→ **What the task requires**: Print all entries word for word.

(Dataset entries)
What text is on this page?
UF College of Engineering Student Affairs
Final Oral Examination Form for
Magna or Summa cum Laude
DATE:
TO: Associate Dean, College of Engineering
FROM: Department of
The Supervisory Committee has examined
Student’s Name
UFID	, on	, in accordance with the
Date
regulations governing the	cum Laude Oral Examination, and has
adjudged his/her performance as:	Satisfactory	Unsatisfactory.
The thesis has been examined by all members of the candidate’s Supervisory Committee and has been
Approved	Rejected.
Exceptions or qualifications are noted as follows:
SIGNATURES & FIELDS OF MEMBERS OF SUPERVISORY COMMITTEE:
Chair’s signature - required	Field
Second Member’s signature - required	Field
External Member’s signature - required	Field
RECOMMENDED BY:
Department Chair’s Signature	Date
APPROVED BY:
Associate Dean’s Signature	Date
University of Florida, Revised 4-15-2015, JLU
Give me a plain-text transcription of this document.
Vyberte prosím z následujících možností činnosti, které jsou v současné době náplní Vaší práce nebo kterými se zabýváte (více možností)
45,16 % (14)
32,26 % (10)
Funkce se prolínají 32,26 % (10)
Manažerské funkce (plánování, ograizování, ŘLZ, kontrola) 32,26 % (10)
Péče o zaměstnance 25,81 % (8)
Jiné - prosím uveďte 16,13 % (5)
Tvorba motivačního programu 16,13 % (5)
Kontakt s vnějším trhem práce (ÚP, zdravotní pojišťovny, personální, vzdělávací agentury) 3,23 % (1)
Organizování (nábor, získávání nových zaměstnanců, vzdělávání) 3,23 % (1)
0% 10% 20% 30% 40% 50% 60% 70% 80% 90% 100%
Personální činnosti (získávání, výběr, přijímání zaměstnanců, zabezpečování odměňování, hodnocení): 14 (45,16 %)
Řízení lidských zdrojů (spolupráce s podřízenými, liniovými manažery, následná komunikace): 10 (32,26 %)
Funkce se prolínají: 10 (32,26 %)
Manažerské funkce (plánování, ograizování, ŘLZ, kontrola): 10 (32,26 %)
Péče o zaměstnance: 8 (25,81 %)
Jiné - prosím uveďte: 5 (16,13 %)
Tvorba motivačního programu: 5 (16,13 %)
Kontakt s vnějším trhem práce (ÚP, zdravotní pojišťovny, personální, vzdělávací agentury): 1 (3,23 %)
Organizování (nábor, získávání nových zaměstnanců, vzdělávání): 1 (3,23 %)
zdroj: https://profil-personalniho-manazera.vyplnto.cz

→ **Written answer**:
What text is on this page?
UF College of Engineering Student Affairs
Final Oral Examination Form for
Magna or Summa cum Laude
DATE:
TO: Associate Dean, College of Engineering
FROM: Department of
The Supervisory Committee has examined
Student’s Name
UFID	, on	, in accordance with the
Date
regulations governing the	cum Laude Oral Examination, and has
adjudged his/her performance as:	Satisfactory	Unsatisfactory.
The thesis has been examined by all members of the candidate’s Supervisory Committee and has been
Approved	Rejected.
Exceptions or qualifications are noted as follows:
SIGNATURES & FIELDS OF MEMBERS OF SUPERVISORY COMMITTEE:
Chair’s signature - required	Field
Second Member’s signature - required	Field
External Member’s signature - required	Field
RECOMMENDED BY:
Department Chair’s Signature	Date
APPROVED BY:
Associate Dean’s Signature	Date
University of Florida, Revised 4-15-2015, JLU
Give me a plain-text transcription of this document.
Vyberte prosím z následujících možností činnosti, které jsou v současné době náplní Vaší práce nebo kterými se zabýváte (více možností)
45,16 % (14)
32,26 % (10)
Funkce se prolínají 32,26 % (10)
Manažerské funkce (plánování, ograizování, ŘLZ, kontrola) 32,26 % (10)
Péče o zaměstnance 25,81 % (8)
Jiné - prosím uveďte 16,13 % (5)
Tvorba motivačního programu 16,13 % (5)
Kontakt s vnějším trhem práce (ÚP, zdravotní pojišťovny, personální, vzdělávací agentury) 3,23 % (1)
Organizování (nábor, získávání nových zaměstnanců, vzdělávání) 3,23 % (1)
0% 10% 20% 30% 40% 50% 60% 70% 80% 90% 100%
Personální činnosti (získávání, výběr, přijímání zaměstnanců, zabezpečování odměňování, hodnocení): 14 (45,16 %)
Řízení lidských zdrojů (spolupráce s podřízenými, liniovými manažery, následná komunikace): 10 (32,26 %)
Funkce se prolínají: 10 (32,26 %)
Manažerské funkce (plánování, ograizování, ŘLZ, kontrola): 10 (32,26 %)
Péče o zaměstnance: 8 (25,81 %)
Jiné - prosím uveďte: 5 (16,13 %)
Tvorba motivačního programu: 5 (16,13 %)
Kontakt s vnějším trhem práce (ÚP, zdravotní pojišťovny, personální, vzdělávací agentury): 1 (3,23 %)
Organizování (nábor, získávání nových zaměstnanců, vzdělávání): 1 (3,23 %)
zdroj: https://profil-personalniho-manazera.vyplnto.cz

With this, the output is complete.